> TASK STATEMENT:
Count how many lines contain the word "main". Respond with the number alone.

========

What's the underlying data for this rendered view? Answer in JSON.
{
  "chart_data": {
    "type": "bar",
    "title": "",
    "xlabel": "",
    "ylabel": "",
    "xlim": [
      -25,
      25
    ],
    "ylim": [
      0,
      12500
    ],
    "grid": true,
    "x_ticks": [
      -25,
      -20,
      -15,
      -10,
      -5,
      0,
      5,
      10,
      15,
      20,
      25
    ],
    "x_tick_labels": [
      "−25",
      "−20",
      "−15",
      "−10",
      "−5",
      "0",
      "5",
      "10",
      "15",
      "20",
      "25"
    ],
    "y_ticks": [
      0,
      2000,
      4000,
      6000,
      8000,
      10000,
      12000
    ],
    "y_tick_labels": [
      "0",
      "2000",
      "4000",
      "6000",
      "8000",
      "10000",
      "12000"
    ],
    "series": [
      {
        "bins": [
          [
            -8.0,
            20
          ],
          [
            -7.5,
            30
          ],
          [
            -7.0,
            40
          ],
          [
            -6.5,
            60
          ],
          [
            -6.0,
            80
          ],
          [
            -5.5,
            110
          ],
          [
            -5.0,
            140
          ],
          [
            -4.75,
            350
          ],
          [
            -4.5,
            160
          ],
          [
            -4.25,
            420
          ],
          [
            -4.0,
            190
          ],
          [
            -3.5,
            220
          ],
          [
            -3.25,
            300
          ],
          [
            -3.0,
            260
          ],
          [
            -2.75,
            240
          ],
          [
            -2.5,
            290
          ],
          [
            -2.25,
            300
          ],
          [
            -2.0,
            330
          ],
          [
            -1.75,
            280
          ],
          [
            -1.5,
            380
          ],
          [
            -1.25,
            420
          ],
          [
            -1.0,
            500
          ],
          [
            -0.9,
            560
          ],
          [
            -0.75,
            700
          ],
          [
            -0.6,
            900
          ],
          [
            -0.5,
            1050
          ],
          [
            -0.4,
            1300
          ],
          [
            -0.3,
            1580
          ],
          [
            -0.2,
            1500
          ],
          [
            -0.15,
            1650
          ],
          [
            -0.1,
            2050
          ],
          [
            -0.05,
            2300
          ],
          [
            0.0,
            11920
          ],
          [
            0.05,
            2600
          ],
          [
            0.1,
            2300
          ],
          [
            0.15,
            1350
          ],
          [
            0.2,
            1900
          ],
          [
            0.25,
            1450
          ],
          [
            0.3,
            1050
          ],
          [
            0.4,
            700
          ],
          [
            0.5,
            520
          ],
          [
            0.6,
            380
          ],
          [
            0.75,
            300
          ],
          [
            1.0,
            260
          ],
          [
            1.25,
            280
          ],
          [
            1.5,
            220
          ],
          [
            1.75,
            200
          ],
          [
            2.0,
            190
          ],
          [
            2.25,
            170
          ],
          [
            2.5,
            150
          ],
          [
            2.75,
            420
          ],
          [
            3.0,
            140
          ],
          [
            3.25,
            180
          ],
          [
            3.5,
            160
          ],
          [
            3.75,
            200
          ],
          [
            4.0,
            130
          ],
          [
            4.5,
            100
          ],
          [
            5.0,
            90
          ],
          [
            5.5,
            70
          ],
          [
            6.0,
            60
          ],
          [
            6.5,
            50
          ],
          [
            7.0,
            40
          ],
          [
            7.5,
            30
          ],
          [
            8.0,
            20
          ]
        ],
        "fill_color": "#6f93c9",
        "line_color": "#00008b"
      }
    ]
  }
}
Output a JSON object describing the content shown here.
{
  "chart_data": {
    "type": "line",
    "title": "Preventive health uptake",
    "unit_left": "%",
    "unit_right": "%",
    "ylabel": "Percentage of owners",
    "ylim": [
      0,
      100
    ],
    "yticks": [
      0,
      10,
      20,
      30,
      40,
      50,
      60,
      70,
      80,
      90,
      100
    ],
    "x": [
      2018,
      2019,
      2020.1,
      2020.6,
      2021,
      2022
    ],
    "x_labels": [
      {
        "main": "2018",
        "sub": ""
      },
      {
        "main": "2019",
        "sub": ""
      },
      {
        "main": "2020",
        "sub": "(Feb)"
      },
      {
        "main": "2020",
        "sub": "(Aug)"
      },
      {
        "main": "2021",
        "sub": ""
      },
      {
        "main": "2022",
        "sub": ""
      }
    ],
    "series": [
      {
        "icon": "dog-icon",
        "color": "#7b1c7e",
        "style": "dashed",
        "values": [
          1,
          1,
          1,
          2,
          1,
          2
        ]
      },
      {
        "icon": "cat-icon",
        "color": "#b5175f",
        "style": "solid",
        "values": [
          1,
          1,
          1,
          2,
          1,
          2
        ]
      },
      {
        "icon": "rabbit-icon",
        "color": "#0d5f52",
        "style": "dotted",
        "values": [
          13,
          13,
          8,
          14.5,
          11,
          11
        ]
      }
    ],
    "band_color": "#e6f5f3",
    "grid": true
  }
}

========

> TASK SOLUTION:
6